■ **Study text**
▽

Q&A with WHO’s TB chief: ‘We have to be bold’

GlobalPost

WASHINGTON, DC—Mario Raviglione has been the director of the World Health Organization’s Stop TB Department since 2003. He spoke with John Donnelly about his frustrations with detecting cases of multidrug-resistant TB as well as the slowness in the use of the GeneXpert machine, which can detect drug-resistant TB in two hours, compared to two months from older tests.

Q: With the International AIDS conference approaching, what should people know about TB and HIV-TB co-infection?

A: There has been much progress in addressing HIV-TB co-infection. Still, though, we are not there yet. Some countries are offering TB services to up to 90 percent of people who are co-infected with HIV. But other countries are reaching well under 50 percent.

Q: What are you impatient about?

A: First, let me say something about progress because we estimate we’ve saved more than 7 million lives going back to 1995. That is major. What frustrates us is that we’re estimating 8 to 9 million cases of TB a year, but we’re detecting only 6 million of them. So there are about 3 million which we know nothing about. That is a major frustration. The second frustration is linked with MDR-TB (multi-drug resistant TB). We are progressing so slowly in the country response for MDR-TB. We are treating roughly 5 percent of all cases.

Q: What about the cases that have been called TDR, or totally drug-resistant TB? Is there a scientific basis for that term?

A: What was called TDR by Mumbai doctors was a very severe form of XDR-TB (extensively drug-resistant TB) that probably has acquired resistance to other drugs, the last few drugs we had available. The WHO, as a policymaker body, cannot formally say, ‘Yes it is totally drug resistant’ as the test for second-line drugs is not always reliable. So we have to say it’s XDR-TB.
However, when people start identifying these cases, you really have to be concerned. It means it’s very likely we have a severe form of XDR-TB that has acquired resistance, perhaps, to all the drugs. 

Q: Do you worry about a doomsday scenario in which drug-resistant TB starts multiplying around the world? 

A: In a normal situation, without a lot of HIV, the evolution of this epidemic is relatively slow, like in Mumbai, and then you take control measures. What is really worrisome is when you have TB, especially those forms of XDR-TB, spread in a community where there’s a lot of HIV. If it spreads there, then you telescope an epidemic. It could go very, very fast. It will spread at a speed 10 times, 20 times higher than how it would spread in other populations. The real fear is the mixing of MDR, XDR, and the HIV epidemic. If they coalesce in greater numbers, then we are in real trouble.

△

■ **Records**
▽

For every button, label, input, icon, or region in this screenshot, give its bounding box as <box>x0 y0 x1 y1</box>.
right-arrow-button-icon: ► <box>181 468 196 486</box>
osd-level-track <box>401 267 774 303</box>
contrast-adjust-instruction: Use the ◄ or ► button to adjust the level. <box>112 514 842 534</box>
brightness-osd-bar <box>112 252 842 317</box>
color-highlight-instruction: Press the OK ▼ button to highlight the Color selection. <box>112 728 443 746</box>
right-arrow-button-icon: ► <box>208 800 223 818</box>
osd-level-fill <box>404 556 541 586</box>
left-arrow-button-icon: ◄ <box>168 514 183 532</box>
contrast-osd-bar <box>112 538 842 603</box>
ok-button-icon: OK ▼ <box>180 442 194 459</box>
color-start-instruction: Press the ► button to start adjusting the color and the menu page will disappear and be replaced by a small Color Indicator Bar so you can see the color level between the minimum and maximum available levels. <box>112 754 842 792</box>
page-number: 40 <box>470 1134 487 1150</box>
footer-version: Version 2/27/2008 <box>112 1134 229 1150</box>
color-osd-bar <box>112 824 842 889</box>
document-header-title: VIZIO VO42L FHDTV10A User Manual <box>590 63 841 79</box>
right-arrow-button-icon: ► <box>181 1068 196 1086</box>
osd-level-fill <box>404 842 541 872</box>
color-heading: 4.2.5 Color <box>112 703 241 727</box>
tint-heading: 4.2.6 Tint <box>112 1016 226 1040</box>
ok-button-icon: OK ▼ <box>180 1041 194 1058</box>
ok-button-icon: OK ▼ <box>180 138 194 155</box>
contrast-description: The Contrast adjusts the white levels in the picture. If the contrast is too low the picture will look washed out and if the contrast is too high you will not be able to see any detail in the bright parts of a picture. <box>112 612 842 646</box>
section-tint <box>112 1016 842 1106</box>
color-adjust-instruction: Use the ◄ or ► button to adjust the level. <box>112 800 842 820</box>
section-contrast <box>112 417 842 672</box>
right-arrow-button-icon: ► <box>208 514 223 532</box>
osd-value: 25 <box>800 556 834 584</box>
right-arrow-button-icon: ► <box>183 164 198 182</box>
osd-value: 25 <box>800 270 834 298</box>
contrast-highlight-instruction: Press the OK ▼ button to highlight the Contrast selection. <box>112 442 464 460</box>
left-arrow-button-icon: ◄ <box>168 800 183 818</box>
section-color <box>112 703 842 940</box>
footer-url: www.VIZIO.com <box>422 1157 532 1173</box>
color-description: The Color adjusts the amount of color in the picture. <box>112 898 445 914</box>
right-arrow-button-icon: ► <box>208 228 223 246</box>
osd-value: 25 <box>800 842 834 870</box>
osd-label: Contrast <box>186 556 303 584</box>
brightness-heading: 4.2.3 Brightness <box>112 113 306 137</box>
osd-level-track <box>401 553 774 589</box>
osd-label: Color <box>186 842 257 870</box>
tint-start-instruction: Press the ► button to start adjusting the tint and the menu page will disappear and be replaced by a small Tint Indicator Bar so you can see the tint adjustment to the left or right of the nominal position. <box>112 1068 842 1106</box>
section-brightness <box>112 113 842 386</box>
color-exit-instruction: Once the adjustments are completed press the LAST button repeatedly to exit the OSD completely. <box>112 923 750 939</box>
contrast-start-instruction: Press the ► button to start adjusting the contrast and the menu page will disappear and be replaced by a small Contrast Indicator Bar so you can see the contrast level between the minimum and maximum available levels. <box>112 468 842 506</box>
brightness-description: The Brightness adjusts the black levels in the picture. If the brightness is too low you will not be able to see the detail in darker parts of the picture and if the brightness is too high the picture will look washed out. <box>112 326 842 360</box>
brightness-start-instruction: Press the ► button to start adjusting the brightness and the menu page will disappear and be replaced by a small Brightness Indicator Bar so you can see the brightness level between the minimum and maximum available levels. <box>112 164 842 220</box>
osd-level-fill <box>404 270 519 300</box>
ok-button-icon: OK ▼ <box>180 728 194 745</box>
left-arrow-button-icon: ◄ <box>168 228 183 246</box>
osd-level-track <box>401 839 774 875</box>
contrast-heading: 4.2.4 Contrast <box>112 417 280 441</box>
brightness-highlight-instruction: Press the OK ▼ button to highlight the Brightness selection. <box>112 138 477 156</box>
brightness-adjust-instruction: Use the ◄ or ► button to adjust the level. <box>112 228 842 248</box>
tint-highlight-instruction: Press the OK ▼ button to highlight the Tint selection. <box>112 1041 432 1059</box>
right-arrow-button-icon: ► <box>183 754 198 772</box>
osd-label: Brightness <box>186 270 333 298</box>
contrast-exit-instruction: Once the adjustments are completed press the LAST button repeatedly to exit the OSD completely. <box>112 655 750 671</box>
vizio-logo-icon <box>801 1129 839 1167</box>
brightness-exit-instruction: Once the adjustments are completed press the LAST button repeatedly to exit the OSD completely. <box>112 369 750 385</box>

△

■ **What you should do**
Continue the interview above with the WHO's TB chief, starting after its last sentence.

■ **Reply**
Q: What are the answers, then?

A: Research is ultimately the way out. The big difference will come with a vaccine. That would take care of the epidemic. The situation we have now in TB research is much better than 10 years ago when we had nothing in pipelines. With research in diagnostics, we produced the GeneXpert machine, which gives us very quick diagnosis of MDR-TB. 

Q: How is the rollout going for GeneXpert?

A: It’s frustrating. We have had to insist for more than a year for agencies and NGOs to start using it, but many have been reluctant. If the HIV community had a new tool like that, no one on earth would be debating it for one year. I cannot believe people are hesitating about this tool. 

Q: Why the hesitation?

A: Some say it’s the cost. Others say you need computers. And others say you have to train people on the computers. But what I think is that nothing is perfect in life, so let’s push as much as we can. 

Q: Do you see reluctance in the TB community to use other new tools?

A: The same thing in the future could happen when we have new types of drugs. We at the WHO are the first ones to be cautious. You have to have some sort of protection established for the new drugs to make sure they will be used in a proper way. The concern here is about how fast those in the community will adapt and start using new drugs, using them with proper safeguards.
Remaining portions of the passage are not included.